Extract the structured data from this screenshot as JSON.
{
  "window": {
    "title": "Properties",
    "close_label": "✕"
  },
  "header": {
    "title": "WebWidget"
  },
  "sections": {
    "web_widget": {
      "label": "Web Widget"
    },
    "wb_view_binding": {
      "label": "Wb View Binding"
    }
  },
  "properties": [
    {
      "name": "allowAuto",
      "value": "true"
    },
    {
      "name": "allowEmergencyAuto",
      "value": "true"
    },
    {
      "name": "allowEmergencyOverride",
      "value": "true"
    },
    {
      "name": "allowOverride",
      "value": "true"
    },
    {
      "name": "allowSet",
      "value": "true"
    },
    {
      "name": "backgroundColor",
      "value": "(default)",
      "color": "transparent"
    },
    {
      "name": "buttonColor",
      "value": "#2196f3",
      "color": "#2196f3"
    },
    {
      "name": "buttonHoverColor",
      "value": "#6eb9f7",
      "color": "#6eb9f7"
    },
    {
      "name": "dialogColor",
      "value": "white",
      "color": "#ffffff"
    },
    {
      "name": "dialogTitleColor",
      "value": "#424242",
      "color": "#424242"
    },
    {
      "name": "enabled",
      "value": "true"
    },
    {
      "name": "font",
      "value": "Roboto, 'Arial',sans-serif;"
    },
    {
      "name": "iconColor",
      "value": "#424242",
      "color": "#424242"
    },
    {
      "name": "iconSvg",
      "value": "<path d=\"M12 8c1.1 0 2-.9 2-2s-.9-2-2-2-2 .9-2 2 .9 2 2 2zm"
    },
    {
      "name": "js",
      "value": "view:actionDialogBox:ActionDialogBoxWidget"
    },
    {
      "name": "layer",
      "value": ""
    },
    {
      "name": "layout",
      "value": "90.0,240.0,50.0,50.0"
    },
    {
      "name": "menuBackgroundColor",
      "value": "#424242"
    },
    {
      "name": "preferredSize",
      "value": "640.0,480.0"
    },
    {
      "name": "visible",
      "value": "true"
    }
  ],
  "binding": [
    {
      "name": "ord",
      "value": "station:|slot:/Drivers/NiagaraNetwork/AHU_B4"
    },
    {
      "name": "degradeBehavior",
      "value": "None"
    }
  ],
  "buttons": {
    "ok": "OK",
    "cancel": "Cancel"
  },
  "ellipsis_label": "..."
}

**Exercise objective:** Restate the listing above word for word.

**Result below:**
Extract the structured data from this screenshot as JSON.
{
  "window": {
    "title": "Properties",
    "close_label": "✕"
  },
  "header": {
    "title": "WebWidget"
  },
  "sections": {
    "web_widget": {
      "label": "Web Widget"
    },
    "wb_view_binding": {
      "label": "Wb View Binding"
    }
  },
  "properties": [
    {
      "name": "allowAuto",
      "value": "true"
    },
    {
      "name": "allowEmergencyAuto",
      "value": "true"
    },
    {
      "name": "allowEmergencyOverride",
      "value": "true"
    },
    {
      "name": "allowOverride",
      "value": "true"
    },
    {
      "name": "allowSet",
      "value": "true"
    },
    {
      "name": "backgroundColor",
      "value": "(default)",
      "color": "transparent"
    },
    {
      "name": "buttonColor",
      "value": "#2196f3",
      "color": "#2196f3"
    },
    {
      "name": "buttonHoverColor",
      "value": "#6eb9f7",
      "color": "#6eb9f7"
    },
    {
      "name": "dialogColor",
      "value": "white",
      "color": "#ffffff"
    },
    {
      "name": "dialogTitleColor",
      "value": "#424242",
      "color": "#424242"
    },
    {
      "name": "enabled",
      "value": "true"
    },
    {
      "name": "font",
      "value": "Roboto, 'Arial',sans-serif;"
    },
    {
      "name": "iconColor",
      "value": "#424242",
      "color": "#424242"
    },
    {
      "name": "iconSvg",
      "value": "<path d=\"M12 8c1.1 0 2-.9 2-2s-.9-2-2-2-2 .9-2 2 .9 2 2 2zm"
    },
    {
      "name": "js",
      "value": "view:actionDialogBox:ActionDialogBoxWidget"
    },
    {
      "name": "layer",
      "value": ""
    },
    {
      "name": "layout",
      "value": "90.0,240.0,50.0,50.0"
    },
    {
      "name": "menuBackgroundColor",
      "value": "#424242"
    },
    {
      "name": "preferredSize",
      "value": "640.0,480.0"
    },
    {
      "name": "visible",
      "value": "true"
    }
  ],
  "binding": [
    {
      "name": "ord",
      "value": "station:|slot:/Drivers/NiagaraNetwork/AHU_B4"
    },
    {
      "name": "degradeBehavior",
      "value": "None"
    }
  ],
  "buttons": {
    "ok": "OK",
    "cancel": "Cancel"
  },
  "ellipsis_label": "..."
}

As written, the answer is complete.